── RECORDS SHOWN ──

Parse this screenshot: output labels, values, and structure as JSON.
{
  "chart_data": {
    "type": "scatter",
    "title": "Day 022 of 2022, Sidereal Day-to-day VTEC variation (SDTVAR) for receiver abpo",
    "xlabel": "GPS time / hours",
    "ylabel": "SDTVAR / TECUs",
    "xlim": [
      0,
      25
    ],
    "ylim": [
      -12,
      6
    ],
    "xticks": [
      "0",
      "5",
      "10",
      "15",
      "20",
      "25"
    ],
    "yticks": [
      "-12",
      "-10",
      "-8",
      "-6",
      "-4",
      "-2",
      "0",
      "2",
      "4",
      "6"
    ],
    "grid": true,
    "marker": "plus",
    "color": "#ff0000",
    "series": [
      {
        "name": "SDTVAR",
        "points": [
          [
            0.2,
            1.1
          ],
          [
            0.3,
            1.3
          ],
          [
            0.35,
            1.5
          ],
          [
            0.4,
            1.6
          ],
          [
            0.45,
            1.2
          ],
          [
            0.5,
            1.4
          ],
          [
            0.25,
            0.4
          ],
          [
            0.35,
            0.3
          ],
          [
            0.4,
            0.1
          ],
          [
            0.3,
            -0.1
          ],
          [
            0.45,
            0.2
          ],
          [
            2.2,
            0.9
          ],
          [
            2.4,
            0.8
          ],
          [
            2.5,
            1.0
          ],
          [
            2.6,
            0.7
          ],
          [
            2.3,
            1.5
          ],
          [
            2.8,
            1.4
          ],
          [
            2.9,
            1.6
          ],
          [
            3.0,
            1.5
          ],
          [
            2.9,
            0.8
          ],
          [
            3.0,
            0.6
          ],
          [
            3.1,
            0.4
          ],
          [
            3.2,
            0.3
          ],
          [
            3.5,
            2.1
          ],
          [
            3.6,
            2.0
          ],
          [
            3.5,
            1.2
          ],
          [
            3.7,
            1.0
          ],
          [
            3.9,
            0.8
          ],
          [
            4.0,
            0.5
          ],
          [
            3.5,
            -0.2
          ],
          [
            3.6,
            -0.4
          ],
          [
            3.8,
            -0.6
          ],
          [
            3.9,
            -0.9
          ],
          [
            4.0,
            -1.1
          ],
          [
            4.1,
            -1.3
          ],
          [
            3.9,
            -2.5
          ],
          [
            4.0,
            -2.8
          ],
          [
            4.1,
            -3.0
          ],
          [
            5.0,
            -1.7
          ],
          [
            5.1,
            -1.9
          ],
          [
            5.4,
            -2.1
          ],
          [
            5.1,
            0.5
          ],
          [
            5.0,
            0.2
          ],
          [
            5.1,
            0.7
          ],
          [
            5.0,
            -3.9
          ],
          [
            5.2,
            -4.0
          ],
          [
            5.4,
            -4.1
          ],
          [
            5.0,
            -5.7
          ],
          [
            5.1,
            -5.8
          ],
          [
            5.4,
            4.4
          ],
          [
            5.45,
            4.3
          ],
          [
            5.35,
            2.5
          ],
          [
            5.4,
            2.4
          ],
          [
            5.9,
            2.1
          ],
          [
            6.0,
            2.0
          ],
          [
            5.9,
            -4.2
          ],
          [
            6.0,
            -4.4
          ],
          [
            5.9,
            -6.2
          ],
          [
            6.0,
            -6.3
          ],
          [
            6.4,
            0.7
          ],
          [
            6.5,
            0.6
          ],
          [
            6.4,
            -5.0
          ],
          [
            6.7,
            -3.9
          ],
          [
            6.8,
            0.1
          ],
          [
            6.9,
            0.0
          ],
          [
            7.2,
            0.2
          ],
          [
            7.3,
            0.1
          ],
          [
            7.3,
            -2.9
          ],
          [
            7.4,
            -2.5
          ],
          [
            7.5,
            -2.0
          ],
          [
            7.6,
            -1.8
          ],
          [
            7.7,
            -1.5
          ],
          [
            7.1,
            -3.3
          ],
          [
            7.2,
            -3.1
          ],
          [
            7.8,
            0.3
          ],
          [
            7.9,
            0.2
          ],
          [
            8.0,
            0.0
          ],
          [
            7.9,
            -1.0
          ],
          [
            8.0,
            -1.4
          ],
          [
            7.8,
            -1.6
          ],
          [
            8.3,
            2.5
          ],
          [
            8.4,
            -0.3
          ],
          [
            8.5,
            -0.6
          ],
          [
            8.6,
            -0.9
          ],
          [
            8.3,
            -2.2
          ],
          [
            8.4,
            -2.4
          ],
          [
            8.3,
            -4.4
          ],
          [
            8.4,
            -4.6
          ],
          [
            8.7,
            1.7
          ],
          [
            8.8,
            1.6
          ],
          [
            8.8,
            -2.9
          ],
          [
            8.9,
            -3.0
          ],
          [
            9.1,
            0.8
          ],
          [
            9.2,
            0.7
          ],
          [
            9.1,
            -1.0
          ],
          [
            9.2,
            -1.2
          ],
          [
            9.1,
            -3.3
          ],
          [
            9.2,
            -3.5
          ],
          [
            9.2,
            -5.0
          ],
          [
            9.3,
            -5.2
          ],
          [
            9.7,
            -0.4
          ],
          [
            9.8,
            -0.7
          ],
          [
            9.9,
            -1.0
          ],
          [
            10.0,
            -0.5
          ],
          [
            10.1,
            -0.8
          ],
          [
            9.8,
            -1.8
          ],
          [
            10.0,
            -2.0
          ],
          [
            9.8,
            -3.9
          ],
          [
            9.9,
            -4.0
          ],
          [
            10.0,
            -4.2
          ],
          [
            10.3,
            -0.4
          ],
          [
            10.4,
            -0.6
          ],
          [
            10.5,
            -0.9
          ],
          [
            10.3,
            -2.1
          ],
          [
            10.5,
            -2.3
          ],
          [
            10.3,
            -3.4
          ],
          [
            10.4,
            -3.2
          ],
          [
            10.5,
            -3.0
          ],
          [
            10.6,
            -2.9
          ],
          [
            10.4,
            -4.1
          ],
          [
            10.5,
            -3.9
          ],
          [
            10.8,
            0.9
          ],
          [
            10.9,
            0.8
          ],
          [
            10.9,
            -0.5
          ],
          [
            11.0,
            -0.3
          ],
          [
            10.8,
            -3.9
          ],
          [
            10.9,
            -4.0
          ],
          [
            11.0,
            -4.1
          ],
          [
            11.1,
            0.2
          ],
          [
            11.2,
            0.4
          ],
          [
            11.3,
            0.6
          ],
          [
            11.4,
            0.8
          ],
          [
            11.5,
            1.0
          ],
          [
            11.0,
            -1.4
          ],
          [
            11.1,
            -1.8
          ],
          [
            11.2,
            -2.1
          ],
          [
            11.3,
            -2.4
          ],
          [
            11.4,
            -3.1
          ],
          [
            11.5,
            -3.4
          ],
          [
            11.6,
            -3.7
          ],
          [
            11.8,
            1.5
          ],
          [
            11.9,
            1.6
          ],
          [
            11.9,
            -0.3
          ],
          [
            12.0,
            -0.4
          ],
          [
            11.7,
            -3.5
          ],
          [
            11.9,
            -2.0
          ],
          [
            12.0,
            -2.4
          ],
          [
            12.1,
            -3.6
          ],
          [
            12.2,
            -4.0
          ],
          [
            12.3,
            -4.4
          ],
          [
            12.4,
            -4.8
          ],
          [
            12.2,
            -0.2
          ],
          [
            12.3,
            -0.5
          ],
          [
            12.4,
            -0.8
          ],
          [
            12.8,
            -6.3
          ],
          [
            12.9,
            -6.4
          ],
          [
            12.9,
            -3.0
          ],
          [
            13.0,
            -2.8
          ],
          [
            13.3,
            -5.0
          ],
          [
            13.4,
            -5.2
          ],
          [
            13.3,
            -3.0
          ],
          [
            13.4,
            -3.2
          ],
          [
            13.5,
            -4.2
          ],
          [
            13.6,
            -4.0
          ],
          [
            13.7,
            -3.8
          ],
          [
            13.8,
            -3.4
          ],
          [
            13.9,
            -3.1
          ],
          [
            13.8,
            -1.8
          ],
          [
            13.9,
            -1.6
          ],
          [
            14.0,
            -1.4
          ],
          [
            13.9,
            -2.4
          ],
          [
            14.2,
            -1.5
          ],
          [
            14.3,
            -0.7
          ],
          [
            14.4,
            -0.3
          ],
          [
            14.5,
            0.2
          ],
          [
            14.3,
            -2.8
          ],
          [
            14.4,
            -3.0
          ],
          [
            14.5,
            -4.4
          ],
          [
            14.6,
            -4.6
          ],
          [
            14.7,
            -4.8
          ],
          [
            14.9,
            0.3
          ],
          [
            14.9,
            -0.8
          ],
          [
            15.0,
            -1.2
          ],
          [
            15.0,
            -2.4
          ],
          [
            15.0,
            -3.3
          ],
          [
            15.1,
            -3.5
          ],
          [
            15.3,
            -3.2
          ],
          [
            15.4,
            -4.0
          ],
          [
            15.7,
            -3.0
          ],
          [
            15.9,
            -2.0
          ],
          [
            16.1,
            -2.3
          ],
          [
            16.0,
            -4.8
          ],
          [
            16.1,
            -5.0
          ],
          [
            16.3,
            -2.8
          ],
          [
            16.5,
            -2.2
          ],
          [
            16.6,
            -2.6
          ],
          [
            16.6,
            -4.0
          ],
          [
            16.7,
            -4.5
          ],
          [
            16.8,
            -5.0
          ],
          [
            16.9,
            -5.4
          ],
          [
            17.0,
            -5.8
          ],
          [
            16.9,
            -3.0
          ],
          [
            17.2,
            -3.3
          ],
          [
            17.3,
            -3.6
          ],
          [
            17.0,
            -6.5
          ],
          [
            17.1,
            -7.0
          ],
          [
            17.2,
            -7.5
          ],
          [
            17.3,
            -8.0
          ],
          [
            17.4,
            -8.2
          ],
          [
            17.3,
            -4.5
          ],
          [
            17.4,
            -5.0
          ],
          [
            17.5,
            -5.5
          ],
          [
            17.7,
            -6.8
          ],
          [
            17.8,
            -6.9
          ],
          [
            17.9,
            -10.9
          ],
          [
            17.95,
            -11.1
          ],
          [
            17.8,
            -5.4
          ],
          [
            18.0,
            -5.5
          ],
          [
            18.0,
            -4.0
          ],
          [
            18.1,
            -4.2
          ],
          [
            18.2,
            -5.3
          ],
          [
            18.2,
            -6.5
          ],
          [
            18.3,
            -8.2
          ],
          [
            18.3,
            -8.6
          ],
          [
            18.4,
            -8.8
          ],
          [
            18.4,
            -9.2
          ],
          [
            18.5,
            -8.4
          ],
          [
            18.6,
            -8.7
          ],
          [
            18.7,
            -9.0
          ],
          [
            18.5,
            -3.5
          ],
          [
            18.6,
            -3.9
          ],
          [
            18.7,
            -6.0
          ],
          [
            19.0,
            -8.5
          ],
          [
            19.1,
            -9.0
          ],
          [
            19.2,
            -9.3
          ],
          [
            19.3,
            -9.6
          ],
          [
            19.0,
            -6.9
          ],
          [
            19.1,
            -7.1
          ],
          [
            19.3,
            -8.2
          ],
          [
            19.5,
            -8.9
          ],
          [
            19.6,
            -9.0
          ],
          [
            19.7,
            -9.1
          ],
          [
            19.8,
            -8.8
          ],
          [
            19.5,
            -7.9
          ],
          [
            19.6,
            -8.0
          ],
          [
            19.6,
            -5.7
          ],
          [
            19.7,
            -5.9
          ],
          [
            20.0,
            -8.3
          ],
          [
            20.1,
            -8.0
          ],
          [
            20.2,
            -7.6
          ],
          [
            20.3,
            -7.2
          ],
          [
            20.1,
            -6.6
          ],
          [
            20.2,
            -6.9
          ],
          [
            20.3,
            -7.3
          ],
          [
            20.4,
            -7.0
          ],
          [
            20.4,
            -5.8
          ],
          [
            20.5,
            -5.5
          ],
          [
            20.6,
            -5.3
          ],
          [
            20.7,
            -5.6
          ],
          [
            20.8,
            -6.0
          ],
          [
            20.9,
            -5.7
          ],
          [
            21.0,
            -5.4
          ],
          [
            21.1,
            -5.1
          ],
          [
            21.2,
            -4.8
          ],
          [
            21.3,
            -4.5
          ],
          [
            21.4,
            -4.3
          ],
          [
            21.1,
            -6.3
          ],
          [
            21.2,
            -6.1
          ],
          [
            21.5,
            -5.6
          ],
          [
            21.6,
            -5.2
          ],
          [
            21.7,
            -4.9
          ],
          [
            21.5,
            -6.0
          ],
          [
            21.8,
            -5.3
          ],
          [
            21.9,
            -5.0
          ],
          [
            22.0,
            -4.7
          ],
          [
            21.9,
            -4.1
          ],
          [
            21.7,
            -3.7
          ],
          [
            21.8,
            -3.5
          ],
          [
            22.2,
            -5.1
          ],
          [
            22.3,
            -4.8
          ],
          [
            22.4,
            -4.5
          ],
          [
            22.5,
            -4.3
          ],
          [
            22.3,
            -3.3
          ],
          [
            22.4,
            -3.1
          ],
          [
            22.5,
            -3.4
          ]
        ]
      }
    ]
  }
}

───

In the records shown above, how many lines include the word "SDTVAR"? Answer with the number only.

● **IN RESPONSE**: 3